YOUR INSTRUCTIONS
Work through the data below line by line and say how many lines hold "totals"; give only the number.

PROVIDED DATA
════

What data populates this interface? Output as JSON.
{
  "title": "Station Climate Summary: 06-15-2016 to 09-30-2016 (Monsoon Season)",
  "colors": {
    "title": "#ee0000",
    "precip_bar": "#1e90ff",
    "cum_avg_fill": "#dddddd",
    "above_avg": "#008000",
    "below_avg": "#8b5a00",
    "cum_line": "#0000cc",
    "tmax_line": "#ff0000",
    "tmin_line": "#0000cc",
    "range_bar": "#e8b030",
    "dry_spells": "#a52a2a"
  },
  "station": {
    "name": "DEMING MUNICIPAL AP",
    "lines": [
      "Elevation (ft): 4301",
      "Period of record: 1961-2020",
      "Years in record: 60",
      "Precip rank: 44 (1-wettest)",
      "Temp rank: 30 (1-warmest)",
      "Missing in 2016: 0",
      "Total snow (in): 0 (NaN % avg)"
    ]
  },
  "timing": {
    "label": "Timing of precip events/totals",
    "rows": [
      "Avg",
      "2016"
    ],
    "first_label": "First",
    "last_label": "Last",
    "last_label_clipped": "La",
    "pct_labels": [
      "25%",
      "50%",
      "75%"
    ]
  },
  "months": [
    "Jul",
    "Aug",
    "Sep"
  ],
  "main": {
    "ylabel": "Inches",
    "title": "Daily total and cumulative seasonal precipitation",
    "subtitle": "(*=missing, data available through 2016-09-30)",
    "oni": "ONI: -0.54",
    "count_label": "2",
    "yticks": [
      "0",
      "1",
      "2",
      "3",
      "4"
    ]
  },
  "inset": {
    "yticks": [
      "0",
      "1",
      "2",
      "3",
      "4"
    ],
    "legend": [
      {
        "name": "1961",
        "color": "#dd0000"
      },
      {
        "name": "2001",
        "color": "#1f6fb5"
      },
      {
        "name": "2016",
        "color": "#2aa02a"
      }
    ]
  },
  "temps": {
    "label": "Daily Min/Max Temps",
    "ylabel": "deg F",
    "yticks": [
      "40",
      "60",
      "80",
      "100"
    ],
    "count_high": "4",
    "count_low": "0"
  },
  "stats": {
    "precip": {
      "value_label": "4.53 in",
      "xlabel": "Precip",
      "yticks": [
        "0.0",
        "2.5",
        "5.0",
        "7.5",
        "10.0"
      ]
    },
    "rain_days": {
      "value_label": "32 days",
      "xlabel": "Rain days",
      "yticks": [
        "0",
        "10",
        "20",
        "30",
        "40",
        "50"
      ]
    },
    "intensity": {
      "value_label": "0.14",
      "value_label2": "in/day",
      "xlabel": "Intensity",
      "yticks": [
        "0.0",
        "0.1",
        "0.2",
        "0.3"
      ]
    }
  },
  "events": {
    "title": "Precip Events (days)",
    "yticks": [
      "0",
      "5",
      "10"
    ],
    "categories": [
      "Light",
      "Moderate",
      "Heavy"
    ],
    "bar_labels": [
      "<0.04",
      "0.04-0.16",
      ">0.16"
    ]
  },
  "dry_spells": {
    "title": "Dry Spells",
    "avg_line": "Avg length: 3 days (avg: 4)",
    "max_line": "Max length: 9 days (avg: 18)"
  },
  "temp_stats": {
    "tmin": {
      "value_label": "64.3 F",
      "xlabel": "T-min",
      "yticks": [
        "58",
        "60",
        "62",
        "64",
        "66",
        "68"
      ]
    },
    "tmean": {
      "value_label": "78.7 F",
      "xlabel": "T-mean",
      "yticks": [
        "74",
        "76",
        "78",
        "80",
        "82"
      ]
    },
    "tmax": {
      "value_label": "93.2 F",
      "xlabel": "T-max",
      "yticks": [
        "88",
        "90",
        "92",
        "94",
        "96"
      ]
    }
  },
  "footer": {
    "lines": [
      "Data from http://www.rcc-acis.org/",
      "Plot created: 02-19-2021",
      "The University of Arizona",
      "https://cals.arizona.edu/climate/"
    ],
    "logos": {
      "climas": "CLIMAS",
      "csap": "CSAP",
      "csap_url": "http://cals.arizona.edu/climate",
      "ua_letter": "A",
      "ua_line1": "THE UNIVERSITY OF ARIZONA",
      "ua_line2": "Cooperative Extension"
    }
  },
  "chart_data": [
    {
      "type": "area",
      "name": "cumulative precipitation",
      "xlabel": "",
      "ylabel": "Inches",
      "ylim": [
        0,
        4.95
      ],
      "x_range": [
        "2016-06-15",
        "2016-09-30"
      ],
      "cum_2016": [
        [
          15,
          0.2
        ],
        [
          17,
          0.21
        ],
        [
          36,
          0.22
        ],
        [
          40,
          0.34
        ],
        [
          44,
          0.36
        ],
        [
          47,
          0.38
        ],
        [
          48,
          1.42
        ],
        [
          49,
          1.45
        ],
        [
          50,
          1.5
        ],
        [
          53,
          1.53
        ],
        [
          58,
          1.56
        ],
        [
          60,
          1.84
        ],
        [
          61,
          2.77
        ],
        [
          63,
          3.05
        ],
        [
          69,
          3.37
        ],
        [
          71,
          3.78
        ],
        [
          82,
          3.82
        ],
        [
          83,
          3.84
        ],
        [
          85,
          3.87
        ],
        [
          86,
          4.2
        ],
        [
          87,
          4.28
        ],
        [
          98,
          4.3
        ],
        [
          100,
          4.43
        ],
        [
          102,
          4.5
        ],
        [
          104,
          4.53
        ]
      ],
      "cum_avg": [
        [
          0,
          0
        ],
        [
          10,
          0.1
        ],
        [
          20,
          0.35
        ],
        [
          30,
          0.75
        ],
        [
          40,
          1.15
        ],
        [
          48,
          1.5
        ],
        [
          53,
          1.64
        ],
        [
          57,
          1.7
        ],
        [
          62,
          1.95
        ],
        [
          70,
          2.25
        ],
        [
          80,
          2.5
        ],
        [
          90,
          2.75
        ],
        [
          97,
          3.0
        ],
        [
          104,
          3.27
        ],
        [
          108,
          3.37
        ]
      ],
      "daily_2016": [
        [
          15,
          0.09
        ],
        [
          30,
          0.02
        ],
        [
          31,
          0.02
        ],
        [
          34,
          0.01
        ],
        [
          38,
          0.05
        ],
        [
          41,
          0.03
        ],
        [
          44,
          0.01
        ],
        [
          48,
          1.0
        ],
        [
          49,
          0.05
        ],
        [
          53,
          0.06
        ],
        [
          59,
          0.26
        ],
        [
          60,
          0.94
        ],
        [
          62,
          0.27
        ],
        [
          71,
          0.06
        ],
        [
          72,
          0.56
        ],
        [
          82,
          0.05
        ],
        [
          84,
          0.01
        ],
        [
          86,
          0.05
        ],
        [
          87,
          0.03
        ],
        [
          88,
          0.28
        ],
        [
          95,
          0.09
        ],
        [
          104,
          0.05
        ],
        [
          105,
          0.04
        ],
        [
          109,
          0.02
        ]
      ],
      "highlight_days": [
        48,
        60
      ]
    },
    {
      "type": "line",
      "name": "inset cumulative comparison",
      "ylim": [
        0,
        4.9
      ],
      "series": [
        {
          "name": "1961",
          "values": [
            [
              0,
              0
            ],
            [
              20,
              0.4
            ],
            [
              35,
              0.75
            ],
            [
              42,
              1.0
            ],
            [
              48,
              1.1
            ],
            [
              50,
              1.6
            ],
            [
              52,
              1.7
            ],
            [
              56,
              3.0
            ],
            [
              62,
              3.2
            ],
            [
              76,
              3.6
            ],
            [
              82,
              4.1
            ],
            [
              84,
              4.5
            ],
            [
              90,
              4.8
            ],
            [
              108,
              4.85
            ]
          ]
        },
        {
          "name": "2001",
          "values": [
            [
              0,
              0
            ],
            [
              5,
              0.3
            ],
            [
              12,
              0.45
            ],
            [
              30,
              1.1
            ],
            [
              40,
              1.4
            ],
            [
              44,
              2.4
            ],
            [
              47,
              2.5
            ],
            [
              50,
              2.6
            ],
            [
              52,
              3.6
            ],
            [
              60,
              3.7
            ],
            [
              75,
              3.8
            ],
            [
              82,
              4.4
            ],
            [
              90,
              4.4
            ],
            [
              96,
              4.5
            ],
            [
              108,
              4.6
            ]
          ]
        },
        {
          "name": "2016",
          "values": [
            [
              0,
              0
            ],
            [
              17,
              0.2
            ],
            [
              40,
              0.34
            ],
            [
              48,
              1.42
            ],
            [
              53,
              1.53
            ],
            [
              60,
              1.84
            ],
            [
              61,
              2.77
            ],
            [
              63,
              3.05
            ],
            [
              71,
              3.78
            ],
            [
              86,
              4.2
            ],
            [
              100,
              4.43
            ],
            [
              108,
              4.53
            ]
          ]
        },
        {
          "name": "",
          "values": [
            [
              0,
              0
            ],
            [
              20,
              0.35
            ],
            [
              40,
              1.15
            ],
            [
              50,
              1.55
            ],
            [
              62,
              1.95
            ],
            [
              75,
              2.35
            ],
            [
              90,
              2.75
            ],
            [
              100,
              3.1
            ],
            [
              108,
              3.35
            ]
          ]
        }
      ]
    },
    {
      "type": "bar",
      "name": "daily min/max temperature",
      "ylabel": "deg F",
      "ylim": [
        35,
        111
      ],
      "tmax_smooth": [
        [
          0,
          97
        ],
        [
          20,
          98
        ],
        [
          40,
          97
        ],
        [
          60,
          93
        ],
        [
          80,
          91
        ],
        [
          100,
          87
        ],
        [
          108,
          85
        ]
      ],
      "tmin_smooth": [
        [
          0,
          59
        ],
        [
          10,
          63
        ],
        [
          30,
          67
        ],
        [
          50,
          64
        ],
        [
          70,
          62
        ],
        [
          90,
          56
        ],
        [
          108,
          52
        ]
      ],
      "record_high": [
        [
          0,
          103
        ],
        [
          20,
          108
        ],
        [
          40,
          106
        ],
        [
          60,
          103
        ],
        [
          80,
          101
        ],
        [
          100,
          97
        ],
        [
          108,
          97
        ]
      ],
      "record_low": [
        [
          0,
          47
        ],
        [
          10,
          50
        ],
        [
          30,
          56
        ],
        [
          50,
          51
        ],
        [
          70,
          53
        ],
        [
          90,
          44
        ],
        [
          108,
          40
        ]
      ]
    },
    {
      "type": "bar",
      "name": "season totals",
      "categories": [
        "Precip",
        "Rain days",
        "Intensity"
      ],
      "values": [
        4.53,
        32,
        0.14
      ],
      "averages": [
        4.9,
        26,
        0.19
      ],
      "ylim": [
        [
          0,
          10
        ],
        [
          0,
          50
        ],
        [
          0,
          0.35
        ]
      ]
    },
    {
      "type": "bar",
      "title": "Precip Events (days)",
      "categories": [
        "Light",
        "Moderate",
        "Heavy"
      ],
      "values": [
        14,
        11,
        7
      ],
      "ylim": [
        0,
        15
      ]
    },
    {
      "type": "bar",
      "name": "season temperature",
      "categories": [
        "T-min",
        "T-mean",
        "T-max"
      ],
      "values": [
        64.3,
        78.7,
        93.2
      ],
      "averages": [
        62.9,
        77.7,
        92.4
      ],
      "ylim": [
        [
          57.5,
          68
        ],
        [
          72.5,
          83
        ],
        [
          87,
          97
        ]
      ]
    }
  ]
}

════

FULL RESPONSE
2